## Aim of the exercise:
Exclude the pictures and reproduce the remaining data exactly as written.

## Material provided:
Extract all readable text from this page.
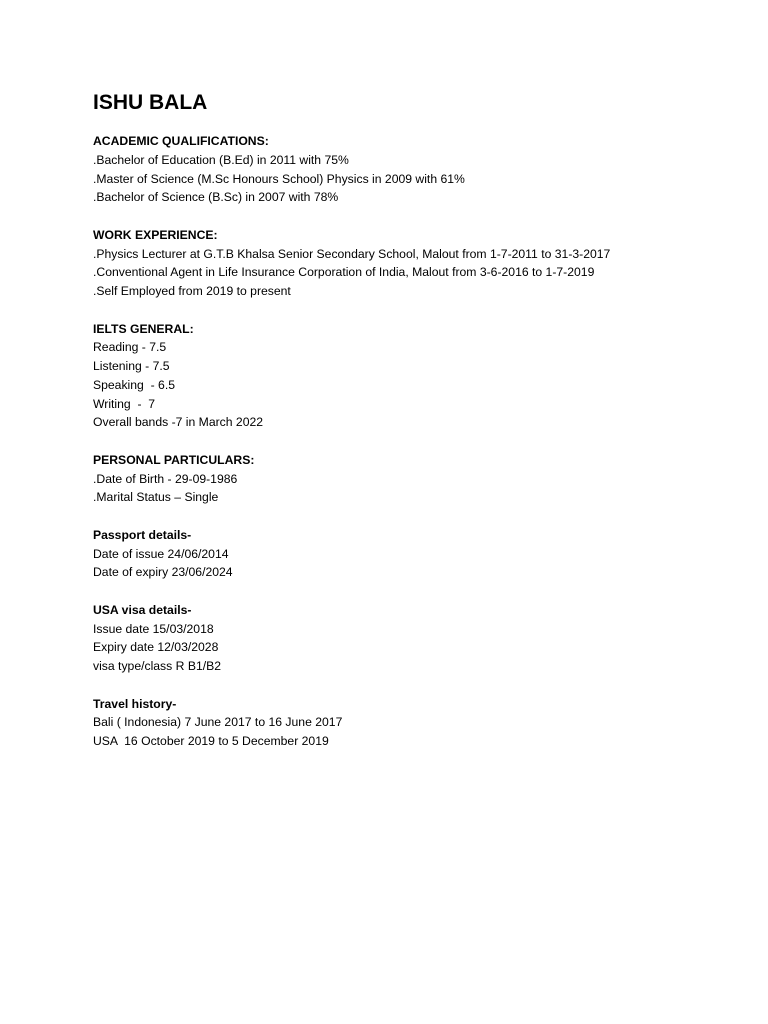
ISHU BALA

ACADEMIC QUALIFICATIONS:

.Bachelor of Education (B.Ed) in 2011 with 75%

.Master of Science (M.Sc Honours School) Physics in 2009 with 61%

.Bachelor of Science (B.Sc) in 2007 with 78%

WORK EXPERIENCE:

.Physics Lecturer at G.T.B Khalsa Senior Secondary School, Malout from 1-7-2011 to 31-3-2017

.Conventional Agent in Life Insurance Corporation of India, Malout from 3-6-2016 to 1-7-2019

.Self Employed from 2019 to present

IELTS GENERAL:

Reading - 7.5

Listening - 7.5

Speaking  - 6.5

Writing  -  7

Overall bands -7 in March 2022

PERSONAL PARTICULARS:

.Date of Birth - 29-09-1986

.Marital Status – Single

Passport details-

Date of issue 24/06/2014

Date of expiry 23/06/2024

USA visa details-

Issue date 15/03/2018

Expiry date 12/03/2028

visa type/class R B1/B2

Travel history-

Bali ( Indonesia) 7 June 2017 to 16 June 2017

USA  16 October 2019 to 5 December 2019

## Answer in full:
Extract all readable text from this page.
ISHU BALA

ACADEMIC QUALIFICATIONS:

.Bachelor of Education (B.Ed) in 2011 with 75%

.Master of Science (M.Sc Honours School) Physics in 2009 with 61%

.Bachelor of Science (B.Sc) in 2007 with 78%

WORK EXPERIENCE:

.Physics Lecturer at G.T.B Khalsa Senior Secondary School, Malout from 1-7-2011 to 31-3-2017

.Conventional Agent in Life Insurance Corporation of India, Malout from 3-6-2016 to 1-7-2019

.Self Employed from 2019 to present

IELTS GENERAL:

Reading - 7.5

Listening - 7.5

Speaking  - 6.5

Writing  -  7

Overall bands -7 in March 2022

PERSONAL PARTICULARS:

.Date of Birth - 29-09-1986

.Marital Status – Single

Passport details-

Date of issue 24/06/2014

Date of expiry 23/06/2024

USA visa details-

Issue date 15/03/2018

Expiry date 12/03/2028

visa type/class R B1/B2

Travel history-

Bali ( Indonesia) 7 June 2017 to 16 June 2017

USA  16 October 2019 to 5 December 2019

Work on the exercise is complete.